For many anomalies, such as Down syndrome, spina bifida, isolated hydrocephalus, diaphragmatic hernia, achondroplasia, and most cardiac anomalies, neither death nor absence of cognitive developmental capacity is a certain or near-certain outcome. Although these anomalies involve incremental risks of mental and physical morbidity and mortality, they do not satisfy the two criteria for third-trimester abortion. Under no rigorous clinical evaluation can these conditions be regarded as tantamount to death or absence of cognitive developmental capacity. For such anomalies, the beneficence-based prohibition against terminating the life of a viable fetus remains robustly intact. Any clinical judgment that does not address and defeat this beneficence-based prohibition is defective on ethical grounds and therefore is inconsistent with the professional integrity.1

Many anomalies may involve burdens on patients, parents, society, communities, and social institutions. However, while those burdens may often be significant, they are concerns distinct from the obstetrician’s beneficence-based, prima facie ethical obligation to protect and promote the fetal patient’s interest just as they are distinct from what is in any patient’s interests. Moreover, in theories of justice that emphasize equality of opportunity for human experience and development, the assumption of such burdens by society would be ethically obligatory.7 Society has a justice-based obligation to look after its disabled and to maximize their developmental potential so that they can live fulfilling lives. Thus, in addition to violating the beneficence-based prohibition against killing, third-trimester abortion of fetal patients with Down syndrome and the other anomalies that do meet the two criteria enlists medicine to escape from the well-founded, justice-based obligations of parents, institutions, and society. We are hard-pressed, indeed, to see how this would be consistent with professional integrity and social justice.
══════════════════════════════
Explore the material ::
1 - According to the passage on third-trimester abortion, why does the beneficence-based prohibition against terminating a viable fetus stay intact for anomalies such as Down syndrome and spina bifida? Answer in one to three sentences.
2 - Resume the passage on third-trimester abortion for fetal anomalies, starting after its final sentence.
The material is separate from the passage on third-trimester abortion and fetal anomalies.
══════════════════════════════
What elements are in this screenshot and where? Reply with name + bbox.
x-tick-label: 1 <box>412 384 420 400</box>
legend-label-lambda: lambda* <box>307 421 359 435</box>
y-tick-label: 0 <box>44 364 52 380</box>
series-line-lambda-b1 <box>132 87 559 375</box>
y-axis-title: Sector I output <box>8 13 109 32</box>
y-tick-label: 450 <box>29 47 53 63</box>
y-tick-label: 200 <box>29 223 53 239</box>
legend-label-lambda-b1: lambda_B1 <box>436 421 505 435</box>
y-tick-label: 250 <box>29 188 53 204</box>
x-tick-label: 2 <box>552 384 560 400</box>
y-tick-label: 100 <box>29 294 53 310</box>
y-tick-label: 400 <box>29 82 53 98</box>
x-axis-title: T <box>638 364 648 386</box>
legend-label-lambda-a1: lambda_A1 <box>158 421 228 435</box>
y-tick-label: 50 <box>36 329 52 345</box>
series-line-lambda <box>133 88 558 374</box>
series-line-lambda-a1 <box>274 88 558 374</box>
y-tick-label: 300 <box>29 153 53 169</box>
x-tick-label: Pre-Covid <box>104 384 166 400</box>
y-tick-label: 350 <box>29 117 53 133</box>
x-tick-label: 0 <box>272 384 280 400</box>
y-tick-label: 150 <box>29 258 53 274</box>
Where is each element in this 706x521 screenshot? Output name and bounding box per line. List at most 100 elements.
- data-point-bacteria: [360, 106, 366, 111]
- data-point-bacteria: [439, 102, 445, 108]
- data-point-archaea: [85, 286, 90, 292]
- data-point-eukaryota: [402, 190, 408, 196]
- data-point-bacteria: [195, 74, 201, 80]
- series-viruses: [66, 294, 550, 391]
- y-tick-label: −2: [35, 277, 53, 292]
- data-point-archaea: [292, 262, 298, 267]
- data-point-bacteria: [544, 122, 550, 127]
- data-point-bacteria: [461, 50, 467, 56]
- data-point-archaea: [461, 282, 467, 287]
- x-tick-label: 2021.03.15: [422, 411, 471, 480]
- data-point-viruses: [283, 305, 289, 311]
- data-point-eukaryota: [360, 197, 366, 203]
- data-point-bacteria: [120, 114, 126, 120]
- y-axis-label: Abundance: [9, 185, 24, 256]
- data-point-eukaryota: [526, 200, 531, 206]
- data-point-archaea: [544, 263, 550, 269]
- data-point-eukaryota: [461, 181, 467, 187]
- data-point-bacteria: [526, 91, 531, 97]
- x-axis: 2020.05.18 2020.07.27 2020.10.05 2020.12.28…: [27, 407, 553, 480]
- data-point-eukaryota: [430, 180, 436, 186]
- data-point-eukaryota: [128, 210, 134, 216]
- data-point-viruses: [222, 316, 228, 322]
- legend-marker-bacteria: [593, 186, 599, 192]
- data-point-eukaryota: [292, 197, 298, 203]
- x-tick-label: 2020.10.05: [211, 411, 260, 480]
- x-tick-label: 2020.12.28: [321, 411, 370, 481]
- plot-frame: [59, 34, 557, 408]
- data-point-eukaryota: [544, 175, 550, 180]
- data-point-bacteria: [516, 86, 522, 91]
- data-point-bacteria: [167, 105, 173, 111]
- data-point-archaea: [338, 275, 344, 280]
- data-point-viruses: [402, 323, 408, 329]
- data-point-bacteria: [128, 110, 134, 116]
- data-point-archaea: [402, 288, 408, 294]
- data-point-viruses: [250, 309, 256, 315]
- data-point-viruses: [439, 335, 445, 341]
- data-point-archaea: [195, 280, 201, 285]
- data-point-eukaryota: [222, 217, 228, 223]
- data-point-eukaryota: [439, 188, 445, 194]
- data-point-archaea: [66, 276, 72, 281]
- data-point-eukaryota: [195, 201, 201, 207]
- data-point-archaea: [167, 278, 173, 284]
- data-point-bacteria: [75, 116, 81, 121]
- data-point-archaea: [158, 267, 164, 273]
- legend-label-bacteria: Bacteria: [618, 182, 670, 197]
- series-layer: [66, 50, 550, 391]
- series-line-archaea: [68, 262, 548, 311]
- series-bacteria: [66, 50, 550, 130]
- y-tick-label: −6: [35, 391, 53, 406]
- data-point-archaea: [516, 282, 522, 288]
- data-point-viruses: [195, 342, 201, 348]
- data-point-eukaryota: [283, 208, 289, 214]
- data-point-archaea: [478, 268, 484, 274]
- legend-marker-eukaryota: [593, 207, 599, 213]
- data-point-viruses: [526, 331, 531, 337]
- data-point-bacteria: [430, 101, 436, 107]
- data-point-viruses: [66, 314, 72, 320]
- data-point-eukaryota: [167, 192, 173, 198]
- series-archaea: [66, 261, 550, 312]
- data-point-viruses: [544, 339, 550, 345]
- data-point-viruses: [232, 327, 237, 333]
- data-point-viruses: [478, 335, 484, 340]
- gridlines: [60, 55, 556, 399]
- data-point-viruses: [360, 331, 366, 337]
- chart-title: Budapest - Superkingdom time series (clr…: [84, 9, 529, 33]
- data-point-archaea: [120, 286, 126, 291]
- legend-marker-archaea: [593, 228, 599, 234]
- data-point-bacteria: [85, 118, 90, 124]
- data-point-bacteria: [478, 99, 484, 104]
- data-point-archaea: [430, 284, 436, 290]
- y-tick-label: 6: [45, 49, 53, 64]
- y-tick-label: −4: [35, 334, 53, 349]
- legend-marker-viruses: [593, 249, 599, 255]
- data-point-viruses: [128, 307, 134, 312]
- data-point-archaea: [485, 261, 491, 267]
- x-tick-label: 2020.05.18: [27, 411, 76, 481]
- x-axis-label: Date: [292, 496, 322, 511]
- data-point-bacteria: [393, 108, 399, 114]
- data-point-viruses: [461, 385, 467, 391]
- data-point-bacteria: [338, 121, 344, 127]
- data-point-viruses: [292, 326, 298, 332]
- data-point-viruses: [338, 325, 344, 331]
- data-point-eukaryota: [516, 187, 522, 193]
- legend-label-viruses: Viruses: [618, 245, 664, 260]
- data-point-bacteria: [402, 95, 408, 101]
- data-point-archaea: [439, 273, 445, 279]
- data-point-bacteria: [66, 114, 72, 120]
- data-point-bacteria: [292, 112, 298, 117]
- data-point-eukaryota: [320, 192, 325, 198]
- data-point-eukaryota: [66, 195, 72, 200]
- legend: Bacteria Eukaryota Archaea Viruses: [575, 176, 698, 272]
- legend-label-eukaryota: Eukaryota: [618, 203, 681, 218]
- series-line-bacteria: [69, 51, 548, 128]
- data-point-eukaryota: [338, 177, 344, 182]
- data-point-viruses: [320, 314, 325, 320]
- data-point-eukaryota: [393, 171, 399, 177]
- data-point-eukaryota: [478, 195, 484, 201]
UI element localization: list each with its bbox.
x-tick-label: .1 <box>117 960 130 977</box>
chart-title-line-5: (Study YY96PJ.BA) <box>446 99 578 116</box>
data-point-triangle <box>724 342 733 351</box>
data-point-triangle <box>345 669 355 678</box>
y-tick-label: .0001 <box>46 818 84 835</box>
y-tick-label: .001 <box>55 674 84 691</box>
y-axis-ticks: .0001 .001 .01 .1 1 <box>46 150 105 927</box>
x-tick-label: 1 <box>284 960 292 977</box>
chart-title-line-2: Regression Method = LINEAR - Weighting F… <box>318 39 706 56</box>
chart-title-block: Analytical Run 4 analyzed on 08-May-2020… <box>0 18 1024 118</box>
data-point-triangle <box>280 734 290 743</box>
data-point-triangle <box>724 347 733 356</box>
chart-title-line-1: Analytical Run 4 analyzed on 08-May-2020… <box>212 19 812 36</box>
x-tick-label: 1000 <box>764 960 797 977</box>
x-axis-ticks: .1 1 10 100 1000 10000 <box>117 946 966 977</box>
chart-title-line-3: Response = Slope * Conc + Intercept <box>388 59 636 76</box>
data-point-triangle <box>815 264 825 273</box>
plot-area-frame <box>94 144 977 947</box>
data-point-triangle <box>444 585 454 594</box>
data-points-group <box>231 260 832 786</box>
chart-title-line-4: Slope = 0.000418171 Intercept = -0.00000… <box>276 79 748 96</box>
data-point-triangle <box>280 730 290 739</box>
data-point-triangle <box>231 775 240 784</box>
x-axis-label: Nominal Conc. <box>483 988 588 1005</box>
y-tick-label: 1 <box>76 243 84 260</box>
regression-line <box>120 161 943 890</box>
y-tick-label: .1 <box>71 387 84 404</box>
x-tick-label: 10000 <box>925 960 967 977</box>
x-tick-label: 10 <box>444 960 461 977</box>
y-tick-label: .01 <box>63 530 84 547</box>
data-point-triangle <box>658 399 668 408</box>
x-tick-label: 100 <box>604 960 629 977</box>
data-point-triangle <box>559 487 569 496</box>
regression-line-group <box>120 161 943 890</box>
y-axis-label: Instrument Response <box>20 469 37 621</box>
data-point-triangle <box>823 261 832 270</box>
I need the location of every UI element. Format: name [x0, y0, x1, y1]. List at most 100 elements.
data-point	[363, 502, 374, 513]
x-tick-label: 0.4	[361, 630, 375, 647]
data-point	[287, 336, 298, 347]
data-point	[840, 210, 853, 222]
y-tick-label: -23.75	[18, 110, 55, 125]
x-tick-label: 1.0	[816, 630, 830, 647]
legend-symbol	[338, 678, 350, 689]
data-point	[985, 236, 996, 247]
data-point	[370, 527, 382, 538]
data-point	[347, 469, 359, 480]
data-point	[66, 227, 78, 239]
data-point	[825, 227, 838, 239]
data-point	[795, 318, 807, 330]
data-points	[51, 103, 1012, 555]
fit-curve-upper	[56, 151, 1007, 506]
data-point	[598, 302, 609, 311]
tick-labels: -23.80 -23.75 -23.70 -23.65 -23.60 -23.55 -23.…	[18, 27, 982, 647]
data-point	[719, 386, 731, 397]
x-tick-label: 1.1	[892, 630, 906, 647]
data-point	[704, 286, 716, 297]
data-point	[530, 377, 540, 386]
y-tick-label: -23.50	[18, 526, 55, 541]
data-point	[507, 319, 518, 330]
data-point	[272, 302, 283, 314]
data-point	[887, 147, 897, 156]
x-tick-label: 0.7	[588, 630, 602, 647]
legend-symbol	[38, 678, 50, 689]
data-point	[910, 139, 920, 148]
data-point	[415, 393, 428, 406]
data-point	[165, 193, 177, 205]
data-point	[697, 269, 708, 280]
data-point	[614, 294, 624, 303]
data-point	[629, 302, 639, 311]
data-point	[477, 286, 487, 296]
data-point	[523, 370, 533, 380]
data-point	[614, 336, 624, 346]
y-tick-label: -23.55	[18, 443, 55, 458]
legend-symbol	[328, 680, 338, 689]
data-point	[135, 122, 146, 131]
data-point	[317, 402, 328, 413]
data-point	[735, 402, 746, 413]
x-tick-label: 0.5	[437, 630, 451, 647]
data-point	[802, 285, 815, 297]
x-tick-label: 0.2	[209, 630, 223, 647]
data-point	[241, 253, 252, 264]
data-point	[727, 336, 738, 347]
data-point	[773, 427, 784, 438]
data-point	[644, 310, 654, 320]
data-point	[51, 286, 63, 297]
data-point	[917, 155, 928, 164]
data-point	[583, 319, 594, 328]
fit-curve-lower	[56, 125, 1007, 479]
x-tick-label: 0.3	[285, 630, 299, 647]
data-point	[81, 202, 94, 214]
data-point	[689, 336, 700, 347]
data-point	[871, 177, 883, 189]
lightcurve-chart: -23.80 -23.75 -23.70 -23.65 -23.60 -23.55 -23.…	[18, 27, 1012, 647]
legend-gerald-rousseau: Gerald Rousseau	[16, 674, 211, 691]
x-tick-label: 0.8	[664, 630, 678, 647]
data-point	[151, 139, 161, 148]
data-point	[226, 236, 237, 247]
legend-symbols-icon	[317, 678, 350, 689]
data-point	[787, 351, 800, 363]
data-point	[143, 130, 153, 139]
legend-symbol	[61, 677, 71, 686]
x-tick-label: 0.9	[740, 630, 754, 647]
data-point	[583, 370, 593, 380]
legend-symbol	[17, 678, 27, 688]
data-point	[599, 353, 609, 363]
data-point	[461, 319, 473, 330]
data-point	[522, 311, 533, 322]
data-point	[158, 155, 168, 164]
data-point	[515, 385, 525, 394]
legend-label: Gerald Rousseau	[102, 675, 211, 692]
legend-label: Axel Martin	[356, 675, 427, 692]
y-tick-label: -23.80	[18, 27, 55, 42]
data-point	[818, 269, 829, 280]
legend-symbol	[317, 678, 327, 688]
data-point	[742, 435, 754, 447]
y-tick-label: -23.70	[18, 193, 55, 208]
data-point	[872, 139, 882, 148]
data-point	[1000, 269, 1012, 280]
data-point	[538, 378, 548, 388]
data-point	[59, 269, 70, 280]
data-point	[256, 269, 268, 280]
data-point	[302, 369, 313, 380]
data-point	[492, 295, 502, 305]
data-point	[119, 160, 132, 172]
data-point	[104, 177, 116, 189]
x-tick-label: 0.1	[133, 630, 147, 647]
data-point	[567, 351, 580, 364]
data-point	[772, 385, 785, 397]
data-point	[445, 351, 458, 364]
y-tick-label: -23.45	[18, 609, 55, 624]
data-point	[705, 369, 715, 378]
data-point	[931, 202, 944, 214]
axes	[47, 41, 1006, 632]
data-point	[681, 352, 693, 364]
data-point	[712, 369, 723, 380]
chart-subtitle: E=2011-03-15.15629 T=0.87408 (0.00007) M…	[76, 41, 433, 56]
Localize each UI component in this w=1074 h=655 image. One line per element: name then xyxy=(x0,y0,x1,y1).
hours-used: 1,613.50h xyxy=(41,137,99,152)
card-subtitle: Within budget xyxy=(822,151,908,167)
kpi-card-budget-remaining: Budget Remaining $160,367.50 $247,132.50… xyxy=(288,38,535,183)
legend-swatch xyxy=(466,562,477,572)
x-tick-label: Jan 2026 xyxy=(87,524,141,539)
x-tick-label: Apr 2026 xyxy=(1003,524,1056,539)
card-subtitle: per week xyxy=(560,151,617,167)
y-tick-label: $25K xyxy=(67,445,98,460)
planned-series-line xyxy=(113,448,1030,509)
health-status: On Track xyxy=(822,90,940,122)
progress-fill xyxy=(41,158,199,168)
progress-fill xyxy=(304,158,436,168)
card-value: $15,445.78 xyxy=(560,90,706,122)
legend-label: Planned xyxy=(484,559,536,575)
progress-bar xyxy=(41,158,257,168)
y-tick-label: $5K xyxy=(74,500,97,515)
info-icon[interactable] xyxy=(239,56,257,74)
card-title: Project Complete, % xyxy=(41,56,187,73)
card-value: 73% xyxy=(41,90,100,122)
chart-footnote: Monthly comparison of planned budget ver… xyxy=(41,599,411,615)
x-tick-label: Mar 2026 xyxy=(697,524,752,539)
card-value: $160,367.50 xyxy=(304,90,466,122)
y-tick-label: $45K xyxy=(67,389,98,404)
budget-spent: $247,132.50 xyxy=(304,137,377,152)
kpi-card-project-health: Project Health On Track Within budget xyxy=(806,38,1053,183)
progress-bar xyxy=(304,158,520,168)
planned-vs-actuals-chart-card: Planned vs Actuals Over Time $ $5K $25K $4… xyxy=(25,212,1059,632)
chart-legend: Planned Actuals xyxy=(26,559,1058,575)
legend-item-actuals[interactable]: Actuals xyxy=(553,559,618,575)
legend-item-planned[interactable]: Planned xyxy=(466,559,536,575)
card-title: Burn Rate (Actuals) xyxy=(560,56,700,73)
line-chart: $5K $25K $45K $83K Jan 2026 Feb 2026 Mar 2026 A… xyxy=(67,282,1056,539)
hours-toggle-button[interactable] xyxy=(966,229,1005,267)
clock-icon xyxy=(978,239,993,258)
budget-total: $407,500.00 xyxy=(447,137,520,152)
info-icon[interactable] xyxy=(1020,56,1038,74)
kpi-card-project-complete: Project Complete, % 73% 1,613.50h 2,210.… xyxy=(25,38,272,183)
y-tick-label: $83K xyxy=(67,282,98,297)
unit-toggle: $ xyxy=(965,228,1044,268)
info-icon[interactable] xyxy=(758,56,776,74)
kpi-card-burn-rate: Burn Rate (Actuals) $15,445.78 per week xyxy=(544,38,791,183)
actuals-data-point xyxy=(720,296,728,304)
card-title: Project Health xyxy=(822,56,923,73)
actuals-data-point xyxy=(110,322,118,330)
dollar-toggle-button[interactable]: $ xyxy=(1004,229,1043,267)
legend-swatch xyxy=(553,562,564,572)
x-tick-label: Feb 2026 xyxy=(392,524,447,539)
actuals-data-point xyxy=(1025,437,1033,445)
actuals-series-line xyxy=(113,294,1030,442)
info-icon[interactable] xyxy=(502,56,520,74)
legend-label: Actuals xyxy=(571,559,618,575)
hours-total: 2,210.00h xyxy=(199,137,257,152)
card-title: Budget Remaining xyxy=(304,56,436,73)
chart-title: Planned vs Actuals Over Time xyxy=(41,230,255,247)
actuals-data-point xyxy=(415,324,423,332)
══════════════════════════════
Response list ::
1 - For these anomalies, neither death nor absence of cognitive developmental capacity is a certain or near-certain outcome. Their added risks of morbidity and mortality therefore fail the two criteria for third-trimester abortion, and no rigorous clinical evaluation can treat them as tantamount to death or absence of cognitive developmental capacity.

2 -
Another exception to usual obstetric management is nonaggressive obstetric management. By this we mean that fetal monitoring and cesarean delivery are foregone because there is no beneficence-based, prima facie ethical obligation to provide them when two criteria are satisfied: there is (1) a very high probability, but sometimes less than complete certainty, about the diagnosis and, either (2a) a very high probability of death as an outcome of the anomaly diagnosed or (2b) survival with a very high probability of severe and irreversible deficit of cognitive developmental capacity as a result of the anomaly diagnosed.1 When these two criteria apply, a choice between usual or nonaggressive obstetric management should be offered. Encephalocele is a classic example of a fetal anomaly that satisfies these criteria.

CONCLUSION

The diagnosis of a fetal anomaly with ultrasound is only the beginning of its professionally responsible management. Counseling of the pregnant woman is just as important, perhaps even more important. This counseling should be done professionally, using clinical standards generated by the prima facie ethical principles of beneficence and respect for autonomy.

REFERENCES

1. McCullough LB, Coverdale JH, Chervenak FA. Professional Ethics in Obstetrics and Gynecology. Cambridge and New York: Cambridge University Press; 2020.

2. Beauchamp TL, Childress JF. Principles of biomedical ethics.New York: Oxford University Press; 2013.

3. McCullough LB, Chervenak FA. The Professional Responsibility Model of Perinatal Ethics. Berlin: Walter de Gruyter; 2014.

4. Temkin O, Temkin CL, Edelstein L. Ancient medicine. Baltimore, MD: Johns Hopkins University Press; 1967. p. 3.

5. Hippocrates Epidemics Jones WHS, ed. trans Hippocrates, vol. 1, Cambridge, MA: Harvard University Press; 1923. p. 165.

6. Engel GL. The need for a new medical model: a challenge for biomedicine. Science 1977;196(4286):129–136. DOI: 10.1126/science.847460.

7. Sen A. Inequality reexamined. Cambridge, MA: Harvard University Press; 1992.